Data entries:
>> Begin

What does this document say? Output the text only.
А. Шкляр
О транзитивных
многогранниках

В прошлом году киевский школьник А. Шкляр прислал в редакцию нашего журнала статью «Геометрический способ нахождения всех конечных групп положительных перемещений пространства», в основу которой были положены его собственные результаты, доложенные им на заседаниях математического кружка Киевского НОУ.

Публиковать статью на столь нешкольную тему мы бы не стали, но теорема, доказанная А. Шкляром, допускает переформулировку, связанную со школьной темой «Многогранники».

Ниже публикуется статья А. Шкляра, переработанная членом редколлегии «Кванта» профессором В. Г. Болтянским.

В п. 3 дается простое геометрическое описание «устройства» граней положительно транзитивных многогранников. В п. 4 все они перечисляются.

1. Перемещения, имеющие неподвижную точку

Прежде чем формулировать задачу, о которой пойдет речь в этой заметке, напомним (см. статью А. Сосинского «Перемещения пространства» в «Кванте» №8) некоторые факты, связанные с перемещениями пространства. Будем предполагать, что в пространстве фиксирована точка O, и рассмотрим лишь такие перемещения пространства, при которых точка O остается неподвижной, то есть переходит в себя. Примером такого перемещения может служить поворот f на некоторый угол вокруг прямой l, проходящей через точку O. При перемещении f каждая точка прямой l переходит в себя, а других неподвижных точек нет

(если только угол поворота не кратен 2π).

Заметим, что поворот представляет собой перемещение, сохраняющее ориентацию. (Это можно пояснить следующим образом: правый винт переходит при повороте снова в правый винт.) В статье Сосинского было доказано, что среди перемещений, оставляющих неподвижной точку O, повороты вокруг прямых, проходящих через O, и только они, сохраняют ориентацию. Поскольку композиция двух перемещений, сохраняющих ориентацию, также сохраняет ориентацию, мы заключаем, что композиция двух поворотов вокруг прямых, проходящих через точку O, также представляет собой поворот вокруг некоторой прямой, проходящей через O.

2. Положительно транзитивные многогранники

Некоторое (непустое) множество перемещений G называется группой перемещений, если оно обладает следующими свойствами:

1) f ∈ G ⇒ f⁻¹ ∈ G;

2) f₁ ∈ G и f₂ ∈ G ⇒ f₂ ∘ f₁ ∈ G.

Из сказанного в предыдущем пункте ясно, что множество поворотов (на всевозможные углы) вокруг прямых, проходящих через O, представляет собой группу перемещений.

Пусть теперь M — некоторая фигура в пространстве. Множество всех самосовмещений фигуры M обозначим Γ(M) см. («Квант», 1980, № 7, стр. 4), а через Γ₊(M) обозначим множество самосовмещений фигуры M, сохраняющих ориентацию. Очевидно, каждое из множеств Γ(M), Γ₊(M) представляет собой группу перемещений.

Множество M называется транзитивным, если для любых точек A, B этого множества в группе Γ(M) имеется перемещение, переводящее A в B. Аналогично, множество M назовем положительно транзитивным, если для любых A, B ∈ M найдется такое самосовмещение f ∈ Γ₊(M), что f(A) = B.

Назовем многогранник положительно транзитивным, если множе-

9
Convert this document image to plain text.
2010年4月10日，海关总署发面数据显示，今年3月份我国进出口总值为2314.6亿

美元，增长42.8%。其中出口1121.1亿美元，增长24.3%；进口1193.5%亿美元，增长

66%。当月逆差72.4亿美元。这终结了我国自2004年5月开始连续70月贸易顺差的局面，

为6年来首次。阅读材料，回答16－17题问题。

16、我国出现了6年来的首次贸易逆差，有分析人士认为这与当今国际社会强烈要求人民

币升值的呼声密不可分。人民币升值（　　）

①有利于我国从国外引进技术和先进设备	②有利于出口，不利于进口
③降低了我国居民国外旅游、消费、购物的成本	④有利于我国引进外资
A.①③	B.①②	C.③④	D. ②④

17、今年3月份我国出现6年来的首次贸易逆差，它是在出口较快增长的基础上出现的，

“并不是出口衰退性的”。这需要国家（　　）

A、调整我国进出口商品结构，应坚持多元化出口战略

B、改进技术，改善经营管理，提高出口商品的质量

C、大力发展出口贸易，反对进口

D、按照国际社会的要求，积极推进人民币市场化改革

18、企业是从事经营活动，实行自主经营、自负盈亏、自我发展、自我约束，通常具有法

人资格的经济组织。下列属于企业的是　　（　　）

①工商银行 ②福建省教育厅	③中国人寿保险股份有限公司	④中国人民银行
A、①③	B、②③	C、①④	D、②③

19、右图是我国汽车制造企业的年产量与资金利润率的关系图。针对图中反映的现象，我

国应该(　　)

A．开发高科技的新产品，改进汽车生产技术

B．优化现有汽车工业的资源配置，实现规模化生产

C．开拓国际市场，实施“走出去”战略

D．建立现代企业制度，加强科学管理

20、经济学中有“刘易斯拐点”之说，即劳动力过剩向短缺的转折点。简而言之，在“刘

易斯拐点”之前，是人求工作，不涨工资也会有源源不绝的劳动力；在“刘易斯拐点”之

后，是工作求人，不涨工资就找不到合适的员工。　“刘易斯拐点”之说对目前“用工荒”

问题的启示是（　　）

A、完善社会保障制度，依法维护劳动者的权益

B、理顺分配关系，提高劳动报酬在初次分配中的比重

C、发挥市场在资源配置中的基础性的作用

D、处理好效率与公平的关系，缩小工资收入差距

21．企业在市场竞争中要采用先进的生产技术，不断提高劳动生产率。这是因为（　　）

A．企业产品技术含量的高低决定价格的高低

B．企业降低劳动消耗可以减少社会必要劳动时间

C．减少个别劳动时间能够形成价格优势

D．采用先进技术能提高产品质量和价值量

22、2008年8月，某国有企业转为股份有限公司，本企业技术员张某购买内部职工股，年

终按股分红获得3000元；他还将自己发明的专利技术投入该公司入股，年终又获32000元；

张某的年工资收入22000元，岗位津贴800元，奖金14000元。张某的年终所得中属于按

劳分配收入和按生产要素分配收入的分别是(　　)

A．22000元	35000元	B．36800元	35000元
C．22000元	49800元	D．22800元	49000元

>> End

- _Instruction_: Say how many lines in the listing above include "собой". Give nothing but the number.

- _Task solution_: 3